**SUPPLIED DATA:**
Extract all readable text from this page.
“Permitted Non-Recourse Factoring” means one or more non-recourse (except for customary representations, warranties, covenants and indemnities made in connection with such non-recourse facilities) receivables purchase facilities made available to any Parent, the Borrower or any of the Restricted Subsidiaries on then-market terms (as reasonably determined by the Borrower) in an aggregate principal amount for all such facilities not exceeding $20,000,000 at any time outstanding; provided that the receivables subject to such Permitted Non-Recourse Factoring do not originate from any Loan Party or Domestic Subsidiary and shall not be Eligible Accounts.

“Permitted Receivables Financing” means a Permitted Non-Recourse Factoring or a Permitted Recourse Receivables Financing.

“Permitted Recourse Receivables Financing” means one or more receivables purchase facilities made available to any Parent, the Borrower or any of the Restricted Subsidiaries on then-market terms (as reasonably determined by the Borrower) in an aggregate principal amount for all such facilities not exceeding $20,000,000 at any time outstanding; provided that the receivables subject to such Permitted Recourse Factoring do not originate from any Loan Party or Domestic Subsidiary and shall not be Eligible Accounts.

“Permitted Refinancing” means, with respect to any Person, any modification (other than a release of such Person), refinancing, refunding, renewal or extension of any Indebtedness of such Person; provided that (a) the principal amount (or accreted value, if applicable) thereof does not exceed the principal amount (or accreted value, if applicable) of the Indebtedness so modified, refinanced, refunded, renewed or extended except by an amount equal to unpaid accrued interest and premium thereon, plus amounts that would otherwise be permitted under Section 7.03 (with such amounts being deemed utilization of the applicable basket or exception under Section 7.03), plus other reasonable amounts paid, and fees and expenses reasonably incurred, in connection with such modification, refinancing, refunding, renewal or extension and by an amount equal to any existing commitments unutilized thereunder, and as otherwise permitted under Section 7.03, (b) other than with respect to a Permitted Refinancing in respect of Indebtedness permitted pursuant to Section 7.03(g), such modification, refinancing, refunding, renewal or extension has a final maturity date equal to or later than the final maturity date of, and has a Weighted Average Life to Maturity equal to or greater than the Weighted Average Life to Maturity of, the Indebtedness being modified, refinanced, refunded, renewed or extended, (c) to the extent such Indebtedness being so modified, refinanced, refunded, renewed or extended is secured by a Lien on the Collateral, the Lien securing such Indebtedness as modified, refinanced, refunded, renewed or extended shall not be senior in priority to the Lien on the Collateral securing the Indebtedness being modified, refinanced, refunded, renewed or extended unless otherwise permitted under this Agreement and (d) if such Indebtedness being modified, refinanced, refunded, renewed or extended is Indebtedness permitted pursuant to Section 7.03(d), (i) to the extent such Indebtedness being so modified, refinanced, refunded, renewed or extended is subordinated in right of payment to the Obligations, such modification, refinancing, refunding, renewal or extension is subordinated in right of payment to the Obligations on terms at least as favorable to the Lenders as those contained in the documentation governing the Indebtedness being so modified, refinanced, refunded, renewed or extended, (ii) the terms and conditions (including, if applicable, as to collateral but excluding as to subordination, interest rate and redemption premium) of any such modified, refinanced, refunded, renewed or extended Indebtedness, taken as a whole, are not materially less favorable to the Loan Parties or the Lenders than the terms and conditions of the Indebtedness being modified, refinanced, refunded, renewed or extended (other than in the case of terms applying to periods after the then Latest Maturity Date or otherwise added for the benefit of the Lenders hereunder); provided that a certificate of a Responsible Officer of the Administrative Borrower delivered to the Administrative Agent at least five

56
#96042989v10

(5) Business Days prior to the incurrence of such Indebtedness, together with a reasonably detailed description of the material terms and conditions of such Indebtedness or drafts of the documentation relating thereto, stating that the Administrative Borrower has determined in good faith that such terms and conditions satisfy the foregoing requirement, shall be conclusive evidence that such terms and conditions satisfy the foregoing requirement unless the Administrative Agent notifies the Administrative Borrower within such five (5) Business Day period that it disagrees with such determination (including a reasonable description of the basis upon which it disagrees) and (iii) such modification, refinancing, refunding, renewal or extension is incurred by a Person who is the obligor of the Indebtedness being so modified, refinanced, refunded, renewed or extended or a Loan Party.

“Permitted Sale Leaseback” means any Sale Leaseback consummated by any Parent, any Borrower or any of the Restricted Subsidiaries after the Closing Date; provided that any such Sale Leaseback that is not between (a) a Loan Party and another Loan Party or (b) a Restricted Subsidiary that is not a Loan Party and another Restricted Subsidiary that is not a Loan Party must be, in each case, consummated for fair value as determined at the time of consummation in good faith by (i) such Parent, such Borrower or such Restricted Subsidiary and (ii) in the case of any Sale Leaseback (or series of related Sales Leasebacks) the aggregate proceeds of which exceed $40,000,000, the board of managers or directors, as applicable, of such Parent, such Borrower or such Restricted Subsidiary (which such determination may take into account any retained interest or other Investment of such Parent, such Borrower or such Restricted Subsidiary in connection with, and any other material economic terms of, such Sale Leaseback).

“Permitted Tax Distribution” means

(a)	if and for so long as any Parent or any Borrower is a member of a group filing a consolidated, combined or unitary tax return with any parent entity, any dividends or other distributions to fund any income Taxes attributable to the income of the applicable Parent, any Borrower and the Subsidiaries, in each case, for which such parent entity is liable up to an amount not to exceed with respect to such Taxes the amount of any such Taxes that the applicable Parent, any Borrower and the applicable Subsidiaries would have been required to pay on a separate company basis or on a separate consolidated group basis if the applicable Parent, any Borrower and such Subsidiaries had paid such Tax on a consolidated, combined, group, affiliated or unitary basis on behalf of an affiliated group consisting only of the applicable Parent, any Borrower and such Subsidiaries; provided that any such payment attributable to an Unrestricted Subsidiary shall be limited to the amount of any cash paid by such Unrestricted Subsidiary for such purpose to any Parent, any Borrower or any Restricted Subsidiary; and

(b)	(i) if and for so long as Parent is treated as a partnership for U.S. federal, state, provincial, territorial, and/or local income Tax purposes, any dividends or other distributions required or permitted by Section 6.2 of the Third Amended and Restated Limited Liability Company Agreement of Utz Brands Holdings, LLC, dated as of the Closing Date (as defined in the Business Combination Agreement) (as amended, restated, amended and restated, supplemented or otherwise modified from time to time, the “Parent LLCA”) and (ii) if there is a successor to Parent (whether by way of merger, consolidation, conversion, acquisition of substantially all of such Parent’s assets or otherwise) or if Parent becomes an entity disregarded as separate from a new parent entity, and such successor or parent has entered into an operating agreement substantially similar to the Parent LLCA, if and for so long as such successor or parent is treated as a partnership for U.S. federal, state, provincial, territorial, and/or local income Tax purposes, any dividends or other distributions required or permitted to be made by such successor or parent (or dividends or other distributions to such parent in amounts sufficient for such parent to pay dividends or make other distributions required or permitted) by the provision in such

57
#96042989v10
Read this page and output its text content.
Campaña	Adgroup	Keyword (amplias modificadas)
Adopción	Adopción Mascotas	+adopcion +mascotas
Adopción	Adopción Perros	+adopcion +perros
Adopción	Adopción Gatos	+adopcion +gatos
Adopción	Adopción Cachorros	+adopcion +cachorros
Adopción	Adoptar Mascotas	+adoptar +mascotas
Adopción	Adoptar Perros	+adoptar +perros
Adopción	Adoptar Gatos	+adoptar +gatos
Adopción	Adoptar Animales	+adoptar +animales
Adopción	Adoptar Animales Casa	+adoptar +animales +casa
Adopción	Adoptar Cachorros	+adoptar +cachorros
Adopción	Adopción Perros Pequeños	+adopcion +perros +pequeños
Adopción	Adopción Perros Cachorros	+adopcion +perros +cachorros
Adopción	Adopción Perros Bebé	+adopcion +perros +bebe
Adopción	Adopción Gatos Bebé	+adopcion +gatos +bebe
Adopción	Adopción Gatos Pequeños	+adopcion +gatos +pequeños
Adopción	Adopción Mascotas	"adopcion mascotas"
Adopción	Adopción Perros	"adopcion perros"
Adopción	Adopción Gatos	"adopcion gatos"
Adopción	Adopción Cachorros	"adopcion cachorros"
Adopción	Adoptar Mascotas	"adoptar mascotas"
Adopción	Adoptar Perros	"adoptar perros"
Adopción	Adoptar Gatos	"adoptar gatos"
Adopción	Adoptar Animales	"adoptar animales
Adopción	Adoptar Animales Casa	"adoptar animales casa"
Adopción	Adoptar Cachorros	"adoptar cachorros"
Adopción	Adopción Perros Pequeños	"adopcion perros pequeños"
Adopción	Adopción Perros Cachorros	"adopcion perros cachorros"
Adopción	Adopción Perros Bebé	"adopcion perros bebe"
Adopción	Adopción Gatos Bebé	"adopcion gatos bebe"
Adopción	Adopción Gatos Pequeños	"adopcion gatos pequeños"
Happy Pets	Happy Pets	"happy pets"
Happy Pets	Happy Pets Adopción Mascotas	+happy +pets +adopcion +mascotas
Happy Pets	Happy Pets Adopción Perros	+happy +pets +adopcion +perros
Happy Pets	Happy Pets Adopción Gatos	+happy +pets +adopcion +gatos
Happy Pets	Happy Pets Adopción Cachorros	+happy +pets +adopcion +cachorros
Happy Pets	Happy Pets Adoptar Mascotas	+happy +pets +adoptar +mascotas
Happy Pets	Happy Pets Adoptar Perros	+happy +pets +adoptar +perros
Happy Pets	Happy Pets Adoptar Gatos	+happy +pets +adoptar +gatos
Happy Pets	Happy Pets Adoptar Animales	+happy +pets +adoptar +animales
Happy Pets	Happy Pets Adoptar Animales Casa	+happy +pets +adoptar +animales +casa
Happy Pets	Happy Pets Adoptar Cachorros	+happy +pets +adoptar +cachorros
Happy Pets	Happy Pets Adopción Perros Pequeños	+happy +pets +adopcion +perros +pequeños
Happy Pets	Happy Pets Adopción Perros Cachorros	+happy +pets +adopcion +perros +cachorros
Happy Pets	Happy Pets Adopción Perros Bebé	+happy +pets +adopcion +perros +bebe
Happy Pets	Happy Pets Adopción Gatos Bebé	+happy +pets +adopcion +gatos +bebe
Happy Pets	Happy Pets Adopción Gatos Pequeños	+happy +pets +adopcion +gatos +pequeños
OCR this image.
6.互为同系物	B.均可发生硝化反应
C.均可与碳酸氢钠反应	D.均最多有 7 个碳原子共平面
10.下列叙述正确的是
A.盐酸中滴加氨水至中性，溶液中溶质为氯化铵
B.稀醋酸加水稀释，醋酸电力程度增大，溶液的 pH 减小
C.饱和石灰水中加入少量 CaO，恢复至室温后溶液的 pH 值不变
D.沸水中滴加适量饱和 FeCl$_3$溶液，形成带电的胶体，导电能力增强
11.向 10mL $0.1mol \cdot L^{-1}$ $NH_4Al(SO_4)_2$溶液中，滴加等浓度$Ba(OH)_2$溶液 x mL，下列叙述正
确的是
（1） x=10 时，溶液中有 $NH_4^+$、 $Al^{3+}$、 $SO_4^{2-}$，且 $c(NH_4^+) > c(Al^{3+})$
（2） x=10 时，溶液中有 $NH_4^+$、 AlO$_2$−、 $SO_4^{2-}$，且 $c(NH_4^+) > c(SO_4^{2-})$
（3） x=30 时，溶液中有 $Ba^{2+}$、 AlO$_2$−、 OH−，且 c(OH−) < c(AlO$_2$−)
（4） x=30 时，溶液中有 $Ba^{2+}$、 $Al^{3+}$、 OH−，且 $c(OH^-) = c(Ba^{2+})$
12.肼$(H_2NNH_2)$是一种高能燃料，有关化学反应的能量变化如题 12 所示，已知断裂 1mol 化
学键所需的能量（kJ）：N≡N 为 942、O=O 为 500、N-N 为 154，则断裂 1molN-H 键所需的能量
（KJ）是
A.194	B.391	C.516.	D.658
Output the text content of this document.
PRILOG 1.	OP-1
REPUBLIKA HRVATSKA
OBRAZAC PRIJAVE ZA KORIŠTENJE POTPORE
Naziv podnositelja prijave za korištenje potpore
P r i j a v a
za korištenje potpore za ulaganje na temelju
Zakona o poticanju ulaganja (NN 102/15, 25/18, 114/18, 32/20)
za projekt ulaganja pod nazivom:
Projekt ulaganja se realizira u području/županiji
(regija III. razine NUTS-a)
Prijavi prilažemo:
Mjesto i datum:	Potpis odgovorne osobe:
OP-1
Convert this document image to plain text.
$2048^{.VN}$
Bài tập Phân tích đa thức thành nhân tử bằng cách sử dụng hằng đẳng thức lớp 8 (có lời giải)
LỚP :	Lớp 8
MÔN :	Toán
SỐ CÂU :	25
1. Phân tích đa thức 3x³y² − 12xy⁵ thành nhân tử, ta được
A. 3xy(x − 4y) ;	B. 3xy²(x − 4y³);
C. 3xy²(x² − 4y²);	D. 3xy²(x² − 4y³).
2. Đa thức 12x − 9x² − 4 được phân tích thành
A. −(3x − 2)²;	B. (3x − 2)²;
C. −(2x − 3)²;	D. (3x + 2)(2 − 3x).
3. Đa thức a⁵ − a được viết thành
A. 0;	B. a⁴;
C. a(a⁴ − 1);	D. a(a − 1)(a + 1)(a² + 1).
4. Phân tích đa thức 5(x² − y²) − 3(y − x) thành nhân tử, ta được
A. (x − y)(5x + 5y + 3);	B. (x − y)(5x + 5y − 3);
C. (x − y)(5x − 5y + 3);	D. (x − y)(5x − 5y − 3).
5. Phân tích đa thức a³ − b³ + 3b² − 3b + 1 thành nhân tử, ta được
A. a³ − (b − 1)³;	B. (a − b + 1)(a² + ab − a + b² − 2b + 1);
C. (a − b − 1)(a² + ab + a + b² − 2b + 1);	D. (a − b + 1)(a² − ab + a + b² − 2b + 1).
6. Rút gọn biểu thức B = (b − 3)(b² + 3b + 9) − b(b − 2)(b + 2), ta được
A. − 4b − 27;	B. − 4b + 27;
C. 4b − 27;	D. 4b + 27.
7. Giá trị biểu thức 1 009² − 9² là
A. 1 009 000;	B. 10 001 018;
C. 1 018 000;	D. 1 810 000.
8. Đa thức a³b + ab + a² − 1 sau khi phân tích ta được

**GIVEN PROBLEM:**
Everything from the line that contains "Convert this document image to plain text." through the end of the records must be duplicated exactly, and nothing outside that range.

**ANSWER TO THE EXERCISE:**
Convert this document image to plain text.
$2048^{.VN}$
Bài tập Phân tích đa thức thành nhân tử bằng cách sử dụng hằng đẳng thức lớp 8 (có lời giải)
LỚP :	Lớp 8
MÔN :	Toán
SỐ CÂU :	25
1. Phân tích đa thức 3x³y² − 12xy⁵ thành nhân tử, ta được
A. 3xy(x − 4y) ;	B. 3xy²(x − 4y³);
C. 3xy²(x² − 4y²);	D. 3xy²(x² − 4y³).
2. Đa thức 12x − 9x² − 4 được phân tích thành
A. −(3x − 2)²;	B. (3x − 2)²;
C. −(2x − 3)²;	D. (3x + 2)(2 − 3x).
3. Đa thức a⁵ − a được viết thành
A. 0;	B. a⁴;
C. a(a⁴ − 1);	D. a(a − 1)(a + 1)(a² + 1).
4. Phân tích đa thức 5(x² − y²) − 3(y − x) thành nhân tử, ta được
A. (x − y)(5x + 5y + 3);	B. (x − y)(5x + 5y − 3);
C. (x − y)(5x − 5y + 3);	D. (x − y)(5x − 5y − 3).
5. Phân tích đa thức a³ − b³ + 3b² − 3b + 1 thành nhân tử, ta được
A. a³ − (b − 1)³;	B. (a − b + 1)(a² + ab − a + b² − 2b + 1);
C. (a − b − 1)(a² + ab + a + b² − 2b + 1);	D. (a − b + 1)(a² − ab + a + b² − 2b + 1).
6. Rút gọn biểu thức B = (b − 3)(b² + 3b + 9) − b(b − 2)(b + 2), ta được
A. − 4b − 27;	B. − 4b + 27;
C. 4b − 27;	D. 4b + 27.
7. Giá trị biểu thức 1 009² − 9² là
A. 1 009 000;	B. 10 001 018;
C. 1 018 000;	D. 1 810 000.
8. Đa thức a³b + ab + a² − 1 sau khi phân tích ta được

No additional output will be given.